— begin Provided data —
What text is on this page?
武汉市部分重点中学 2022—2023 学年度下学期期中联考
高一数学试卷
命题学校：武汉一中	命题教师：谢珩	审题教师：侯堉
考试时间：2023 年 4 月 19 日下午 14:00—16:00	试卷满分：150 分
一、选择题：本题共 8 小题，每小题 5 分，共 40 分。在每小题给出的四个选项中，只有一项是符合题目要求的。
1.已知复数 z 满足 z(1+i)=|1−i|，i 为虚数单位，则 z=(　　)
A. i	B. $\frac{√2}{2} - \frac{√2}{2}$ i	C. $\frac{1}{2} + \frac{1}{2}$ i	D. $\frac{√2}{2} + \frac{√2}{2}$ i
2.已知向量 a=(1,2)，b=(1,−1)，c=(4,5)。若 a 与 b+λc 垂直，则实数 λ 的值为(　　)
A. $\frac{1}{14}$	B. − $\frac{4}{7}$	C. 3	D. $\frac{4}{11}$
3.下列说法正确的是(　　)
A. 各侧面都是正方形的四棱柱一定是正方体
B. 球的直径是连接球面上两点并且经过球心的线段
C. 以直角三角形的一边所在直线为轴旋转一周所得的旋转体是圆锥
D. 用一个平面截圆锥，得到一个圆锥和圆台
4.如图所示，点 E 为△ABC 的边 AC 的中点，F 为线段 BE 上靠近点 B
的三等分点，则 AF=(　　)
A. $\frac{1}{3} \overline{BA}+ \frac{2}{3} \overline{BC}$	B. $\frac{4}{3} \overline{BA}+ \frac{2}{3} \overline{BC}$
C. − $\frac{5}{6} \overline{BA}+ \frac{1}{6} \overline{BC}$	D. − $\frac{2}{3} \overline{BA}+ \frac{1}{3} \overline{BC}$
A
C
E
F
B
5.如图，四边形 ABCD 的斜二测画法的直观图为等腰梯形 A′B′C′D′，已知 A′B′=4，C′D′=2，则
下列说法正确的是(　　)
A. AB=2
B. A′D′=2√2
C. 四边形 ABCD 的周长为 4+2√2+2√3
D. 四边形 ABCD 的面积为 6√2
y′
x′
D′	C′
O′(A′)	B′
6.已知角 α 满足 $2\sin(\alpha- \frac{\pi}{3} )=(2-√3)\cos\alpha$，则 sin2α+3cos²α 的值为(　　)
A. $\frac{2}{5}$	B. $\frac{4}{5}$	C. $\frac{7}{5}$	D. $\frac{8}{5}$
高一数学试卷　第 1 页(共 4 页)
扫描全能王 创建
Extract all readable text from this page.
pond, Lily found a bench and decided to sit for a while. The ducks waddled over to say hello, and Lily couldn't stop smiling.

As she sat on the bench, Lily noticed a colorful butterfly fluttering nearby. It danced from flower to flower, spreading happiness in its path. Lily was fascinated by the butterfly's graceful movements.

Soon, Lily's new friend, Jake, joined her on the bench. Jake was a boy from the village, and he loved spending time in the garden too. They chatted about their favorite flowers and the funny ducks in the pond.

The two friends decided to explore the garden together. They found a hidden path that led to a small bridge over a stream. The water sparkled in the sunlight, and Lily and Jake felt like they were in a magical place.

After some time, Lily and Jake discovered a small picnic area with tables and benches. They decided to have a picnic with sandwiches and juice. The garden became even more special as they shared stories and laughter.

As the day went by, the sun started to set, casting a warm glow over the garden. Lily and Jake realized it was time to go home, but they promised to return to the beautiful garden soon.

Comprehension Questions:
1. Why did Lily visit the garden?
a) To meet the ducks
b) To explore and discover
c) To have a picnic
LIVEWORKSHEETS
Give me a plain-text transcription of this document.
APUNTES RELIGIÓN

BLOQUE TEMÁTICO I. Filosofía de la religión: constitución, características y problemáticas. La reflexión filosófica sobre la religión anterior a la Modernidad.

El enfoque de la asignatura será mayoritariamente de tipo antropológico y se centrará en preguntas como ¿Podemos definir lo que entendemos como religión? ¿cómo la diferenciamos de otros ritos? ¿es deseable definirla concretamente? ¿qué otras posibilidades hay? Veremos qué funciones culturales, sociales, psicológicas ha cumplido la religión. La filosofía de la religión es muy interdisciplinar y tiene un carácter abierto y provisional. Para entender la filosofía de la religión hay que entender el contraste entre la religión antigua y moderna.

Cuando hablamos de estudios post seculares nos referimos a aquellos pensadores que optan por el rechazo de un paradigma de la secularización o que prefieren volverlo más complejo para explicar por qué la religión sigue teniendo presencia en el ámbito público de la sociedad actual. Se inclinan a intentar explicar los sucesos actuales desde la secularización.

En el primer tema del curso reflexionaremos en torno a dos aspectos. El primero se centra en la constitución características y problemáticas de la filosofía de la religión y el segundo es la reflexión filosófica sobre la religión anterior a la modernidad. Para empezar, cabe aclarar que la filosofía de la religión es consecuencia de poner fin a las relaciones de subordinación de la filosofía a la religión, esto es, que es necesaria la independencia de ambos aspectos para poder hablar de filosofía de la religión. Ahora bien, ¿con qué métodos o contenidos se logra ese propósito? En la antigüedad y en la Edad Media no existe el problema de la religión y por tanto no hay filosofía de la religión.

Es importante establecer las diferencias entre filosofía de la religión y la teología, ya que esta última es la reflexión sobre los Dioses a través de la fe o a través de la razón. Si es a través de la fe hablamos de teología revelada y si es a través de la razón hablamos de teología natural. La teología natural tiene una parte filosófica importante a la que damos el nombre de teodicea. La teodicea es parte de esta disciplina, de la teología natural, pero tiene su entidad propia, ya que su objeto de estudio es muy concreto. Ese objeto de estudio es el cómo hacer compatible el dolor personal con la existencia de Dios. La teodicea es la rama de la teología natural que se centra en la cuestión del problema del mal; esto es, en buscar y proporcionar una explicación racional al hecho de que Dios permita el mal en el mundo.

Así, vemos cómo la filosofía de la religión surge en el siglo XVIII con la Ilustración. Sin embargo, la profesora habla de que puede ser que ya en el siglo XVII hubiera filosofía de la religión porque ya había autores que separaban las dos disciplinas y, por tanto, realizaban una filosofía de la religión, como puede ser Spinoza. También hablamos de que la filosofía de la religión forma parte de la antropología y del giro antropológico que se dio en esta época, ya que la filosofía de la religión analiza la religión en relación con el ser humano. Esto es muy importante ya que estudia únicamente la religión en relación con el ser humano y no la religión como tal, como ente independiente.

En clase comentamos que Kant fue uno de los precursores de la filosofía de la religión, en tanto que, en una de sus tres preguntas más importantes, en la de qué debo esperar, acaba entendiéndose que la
— end Provided data —
*Stated goal:*
Each line of the material must be restated exactly.

*Task result:*
What text is on this page?
武汉市部分重点中学 2022—2023 学年度下学期期中联考
高一数学试卷
命题学校：武汉一中	命题教师：谢珩	审题教师：侯堉
考试时间：2023 年 4 月 19 日下午 14:00—16:00	试卷满分：150 分
一、选择题：本题共 8 小题，每小题 5 分，共 40 分。在每小题给出的四个选项中，只有一项是符合题目要求的。
1.已知复数 z 满足 z(1+i)=|1−i|，i 为虚数单位，则 z=(　　)
A. i	B. $\frac{√2}{2} - \frac{√2}{2}$ i	C. $\frac{1}{2} + \frac{1}{2}$ i	D. $\frac{√2}{2} + \frac{√2}{2}$ i
2.已知向量 a=(1,2)，b=(1,−1)，c=(4,5)。若 a 与 b+λc 垂直，则实数 λ 的值为(　　)
A. $\frac{1}{14}$	B. − $\frac{4}{7}$	C. 3	D. $\frac{4}{11}$
3.下列说法正确的是(　　)
A. 各侧面都是正方形的四棱柱一定是正方体
B. 球的直径是连接球面上两点并且经过球心的线段
C. 以直角三角形的一边所在直线为轴旋转一周所得的旋转体是圆锥
D. 用一个平面截圆锥，得到一个圆锥和圆台
4.如图所示，点 E 为△ABC 的边 AC 的中点，F 为线段 BE 上靠近点 B
的三等分点，则 AF=(　　)
A. $\frac{1}{3} \overline{BA}+ \frac{2}{3} \overline{BC}$	B. $\frac{4}{3} \overline{BA}+ \frac{2}{3} \overline{BC}$
C. − $\frac{5}{6} \overline{BA}+ \frac{1}{6} \overline{BC}$	D. − $\frac{2}{3} \overline{BA}+ \frac{1}{3} \overline{BC}$
A
C
E
F
B
5.如图，四边形 ABCD 的斜二测画法的直观图为等腰梯形 A′B′C′D′，已知 A′B′=4，C′D′=2，则
下列说法正确的是(　　)
A. AB=2
B. A′D′=2√2
C. 四边形 ABCD 的周长为 4+2√2+2√3
D. 四边形 ABCD 的面积为 6√2
y′
x′
D′	C′
O′(A′)	B′
6.已知角 α 满足 $2\sin(\alpha- \frac{\pi}{3} )=(2-√3)\cos\alpha$，则 sin2α+3cos²α 的值为(　　)
A. $\frac{2}{5}$	B. $\frac{4}{5}$	C. $\frac{7}{5}$	D. $\frac{8}{5}$
高一数学试卷　第 1 页(共 4 页)
扫描全能王 创建
Extract all readable text from this page.
pond, Lily found a bench and decided to sit for a while. The ducks waddled over to say hello, and Lily couldn't stop smiling.

As she sat on the bench, Lily noticed a colorful butterfly fluttering nearby. It danced from flower to flower, spreading happiness in its path. Lily was fascinated by the butterfly's graceful movements.

Soon, Lily's new friend, Jake, joined her on the bench. Jake was a boy from the village, and he loved spending time in the garden too. They chatted about their favorite flowers and the funny ducks in the pond.

The two friends decided to explore the garden together. They found a hidden path that led to a small bridge over a stream. The water sparkled in the sunlight, and Lily and Jake felt like they were in a magical place.

After some time, Lily and Jake discovered a small picnic area with tables and benches. They decided to have a picnic with sandwiches and juice. The garden became even more special as they shared stories and laughter.

As the day went by, the sun started to set, casting a warm glow over the garden. Lily and Jake realized it was time to go home, but they promised to return to the beautiful garden soon.

Comprehension Questions:
1. Why did Lily visit the garden?
a) To meet the ducks
b) To explore and discover
c) To have a picnic
LIVEWORKSHEETS
Give me a plain-text transcription of this document.
APUNTES RELIGIÓN

BLOQUE TEMÁTICO I. Filosofía de la religión: constitución, características y problemáticas. La reflexión filosófica sobre la religión anterior a la Modernidad.

El enfoque de la asignatura será mayoritariamente de tipo antropológico y se centrará en preguntas como ¿Podemos definir lo que entendemos como religión? ¿cómo la diferenciamos de otros ritos? ¿es deseable definirla concretamente? ¿qué otras posibilidades hay? Veremos qué funciones culturales, sociales, psicológicas ha cumplido la religión. La filosofía de la religión es muy interdisciplinar y tiene un carácter abierto y provisional. Para entender la filosofía de la religión hay que entender el contraste entre la religión antigua y moderna.

Cuando hablamos de estudios post seculares nos referimos a aquellos pensadores que optan por el rechazo de un paradigma de la secularización o que prefieren volverlo más complejo para explicar por qué la religión sigue teniendo presencia en el ámbito público de la sociedad actual. Se inclinan a intentar explicar los sucesos actuales desde la secularización.

En el primer tema del curso reflexionaremos en torno a dos aspectos. El primero se centra en la constitución características y problemáticas de la filosofía de la religión y el segundo es la reflexión filosófica sobre la religión anterior a la modernidad. Para empezar, cabe aclarar que la filosofía de la religión es consecuencia de poner fin a las relaciones de subordinación de la filosofía a la religión, esto es, que es necesaria la independencia de ambos aspectos para poder hablar de filosofía de la religión. Ahora bien, ¿con qué métodos o contenidos se logra ese propósito? En la antigüedad y en la Edad Media no existe el problema de la religión y por tanto no hay filosofía de la religión.

Es importante establecer las diferencias entre filosofía de la religión y la teología, ya que esta última es la reflexión sobre los Dioses a través de la fe o a través de la razón. Si es a través de la fe hablamos de teología revelada y si es a través de la razón hablamos de teología natural. La teología natural tiene una parte filosófica importante a la que damos el nombre de teodicea. La teodicea es parte de esta disciplina, de la teología natural, pero tiene su entidad propia, ya que su objeto de estudio es muy concreto. Ese objeto de estudio es el cómo hacer compatible el dolor personal con la existencia de Dios. La teodicea es la rama de la teología natural que se centra en la cuestión del problema del mal; esto es, en buscar y proporcionar una explicación racional al hecho de que Dios permita el mal en el mundo.

Así, vemos cómo la filosofía de la religión surge en el siglo XVIII con la Ilustración. Sin embargo, la profesora habla de que puede ser que ya en el siglo XVII hubiera filosofía de la religión porque ya había autores que separaban las dos disciplinas y, por tanto, realizaban una filosofía de la religión, como puede ser Spinoza. También hablamos de que la filosofía de la religión forma parte de la antropología y del giro antropológico que se dio en esta época, ya que la filosofía de la religión analiza la religión en relación con el ser humano. Esto es muy importante ya que estudia únicamente la religión en relación con el ser humano y no la religión como tal, como ente independiente.

En clase comentamos que Kant fue uno de los precursores de la filosofía de la religión, en tanto que, en una de sus tres preguntas más importantes, en la de qué debo esperar, acaba entendiéndose que la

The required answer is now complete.